= Dataset records =
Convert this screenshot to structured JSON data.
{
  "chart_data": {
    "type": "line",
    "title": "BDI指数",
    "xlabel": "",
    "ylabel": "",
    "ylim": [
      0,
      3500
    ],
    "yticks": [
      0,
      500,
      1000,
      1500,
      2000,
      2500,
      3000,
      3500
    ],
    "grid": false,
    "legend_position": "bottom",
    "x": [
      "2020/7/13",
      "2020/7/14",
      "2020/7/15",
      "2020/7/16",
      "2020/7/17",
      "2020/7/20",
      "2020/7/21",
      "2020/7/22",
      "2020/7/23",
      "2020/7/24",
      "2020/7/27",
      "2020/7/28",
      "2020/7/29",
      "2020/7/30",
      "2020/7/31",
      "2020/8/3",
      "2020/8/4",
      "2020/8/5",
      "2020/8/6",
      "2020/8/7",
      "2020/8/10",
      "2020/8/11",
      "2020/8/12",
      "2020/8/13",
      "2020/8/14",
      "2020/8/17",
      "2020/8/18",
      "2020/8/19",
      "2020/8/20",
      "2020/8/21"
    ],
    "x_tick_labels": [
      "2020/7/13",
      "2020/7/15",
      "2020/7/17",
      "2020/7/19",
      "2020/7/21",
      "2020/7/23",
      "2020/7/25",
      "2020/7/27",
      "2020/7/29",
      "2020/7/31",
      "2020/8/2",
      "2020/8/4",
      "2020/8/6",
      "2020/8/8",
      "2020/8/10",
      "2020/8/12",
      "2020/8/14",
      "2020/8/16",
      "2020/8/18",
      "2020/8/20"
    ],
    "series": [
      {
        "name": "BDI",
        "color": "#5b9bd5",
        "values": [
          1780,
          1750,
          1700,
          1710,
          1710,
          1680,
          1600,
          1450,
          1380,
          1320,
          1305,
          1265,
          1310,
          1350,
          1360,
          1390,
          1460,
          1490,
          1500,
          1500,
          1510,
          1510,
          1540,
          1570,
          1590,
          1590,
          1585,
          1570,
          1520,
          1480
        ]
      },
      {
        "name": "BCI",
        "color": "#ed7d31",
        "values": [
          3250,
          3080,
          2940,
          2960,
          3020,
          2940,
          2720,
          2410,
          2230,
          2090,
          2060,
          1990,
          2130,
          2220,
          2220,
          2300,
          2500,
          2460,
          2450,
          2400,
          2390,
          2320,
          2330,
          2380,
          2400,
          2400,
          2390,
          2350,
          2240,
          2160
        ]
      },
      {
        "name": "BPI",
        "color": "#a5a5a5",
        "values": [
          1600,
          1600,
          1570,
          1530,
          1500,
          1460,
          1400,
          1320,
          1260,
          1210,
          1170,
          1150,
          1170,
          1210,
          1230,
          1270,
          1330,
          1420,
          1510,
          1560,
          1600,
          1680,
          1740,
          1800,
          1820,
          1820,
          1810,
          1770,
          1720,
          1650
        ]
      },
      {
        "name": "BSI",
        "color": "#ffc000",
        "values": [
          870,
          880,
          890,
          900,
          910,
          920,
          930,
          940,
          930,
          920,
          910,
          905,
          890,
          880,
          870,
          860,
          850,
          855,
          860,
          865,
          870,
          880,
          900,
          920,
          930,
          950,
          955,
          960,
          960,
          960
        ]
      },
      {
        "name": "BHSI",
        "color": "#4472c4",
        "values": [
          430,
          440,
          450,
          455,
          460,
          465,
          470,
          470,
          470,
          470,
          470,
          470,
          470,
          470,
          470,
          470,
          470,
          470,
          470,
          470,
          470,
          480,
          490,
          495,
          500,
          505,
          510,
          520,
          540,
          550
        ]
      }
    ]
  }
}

= Objective =
Write out every entry verbatim.

= Answer to the task =
Convert this screenshot to structured JSON data.
{
  "chart_data": {
    "type": "line",
    "title": "BDI指数",
    "xlabel": "",
    "ylabel": "",
    "ylim": [
      0,
      3500
    ],
    "yticks": [
      0,
      500,
      1000,
      1500,
      2000,
      2500,
      3000,
      3500
    ],
    "grid": false,
    "legend_position": "bottom",
    "x": [
      "2020/7/13",
      "2020/7/14",
      "2020/7/15",
      "2020/7/16",
      "2020/7/17",
      "2020/7/20",
      "2020/7/21",
      "2020/7/22",
      "2020/7/23",
      "2020/7/24",
      "2020/7/27",
      "2020/7/28",
      "2020/7/29",
      "2020/7/30",
      "2020/7/31",
      "2020/8/3",
      "2020/8/4",
      "2020/8/5",
      "2020/8/6",
      "2020/8/7",
      "2020/8/10",
      "2020/8/11",
      "2020/8/12",
      "2020/8/13",
      "2020/8/14",
      "2020/8/17",
      "2020/8/18",
      "2020/8/19",
      "2020/8/20",
      "2020/8/21"
    ],
    "x_tick_labels": [
      "2020/7/13",
      "2020/7/15",
      "2020/7/17",
      "2020/7/19",
      "2020/7/21",
      "2020/7/23",
      "2020/7/25",
      "2020/7/27",
      "2020/7/29",
      "2020/7/31",
      "2020/8/2",
      "2020/8/4",
      "2020/8/6",
      "2020/8/8",
      "2020/8/10",
      "2020/8/12",
      "2020/8/14",
      "2020/8/16",
      "2020/8/18",
      "2020/8/20"
    ],
    "series": [
      {
        "name": "BDI",
        "color": "#5b9bd5",
        "values": [
          1780,
          1750,
          1700,
          1710,
          1710,
          1680,
          1600,
          1450,
          1380,
          1320,
          1305,
          1265,
          1310,
          1350,
          1360,
          1390,
          1460,
          1490,
          1500,
          1500,
          1510,
          1510,
          1540,
          1570,
          1590,
          1590,
          1585,
          1570,
          1520,
          1480
        ]
      },
      {
        "name": "BCI",
        "color": "#ed7d31",
        "values": [
          3250,
          3080,
          2940,
          2960,
          3020,
          2940,
          2720,
          2410,
          2230,
          2090,
          2060,
          1990,
          2130,
          2220,
          2220,
          2300,
          2500,
          2460,
          2450,
          2400,
          2390,
          2320,
          2330,
          2380,
          2400,
          2400,
          2390,
          2350,
          2240,
          2160
        ]
      },
      {
        "name": "BPI",
        "color": "#a5a5a5",
        "values": [
          1600,
          1600,
          1570,
          1530,
          1500,
          1460,
          1400,
          1320,
          1260,
          1210,
          1170,
          1150,
          1170,
          1210,
          1230,
          1270,
          1330,
          1420,
          1510,
          1560,
          1600,
          1680,
          1740,
          1800,
          1820,
          1820,
          1810,
          1770,
          1720,
          1650
        ]
      },
      {
        "name": "BSI",
        "color": "#ffc000",
        "values": [
          870,
          880,
          890,
          900,
          910,
          920,
          930,
          940,
          930,
          920,
          910,
          905,
          890,
          880,
          870,
          860,
          850,
          855,
          860,
          865,
          870,
          880,
          900,
          920,
          930,
          950,
          955,
          960,
          960,
          960
        ]
      },
      {
        "name": "BHSI",
        "color": "#4472c4",
        "values": [
          430,
          440,
          450,
          455,
          460,
          465,
          470,
          470,
          470,
          470,
          470,
          470,
          470,
          470,
          470,
          470,
          470,
          470,
          470,
          470,
          470,
          480,
          490,
          495,
          500,
          505,
          510,
          520,
          540,
          550
        ]
      }
    ]
  }
}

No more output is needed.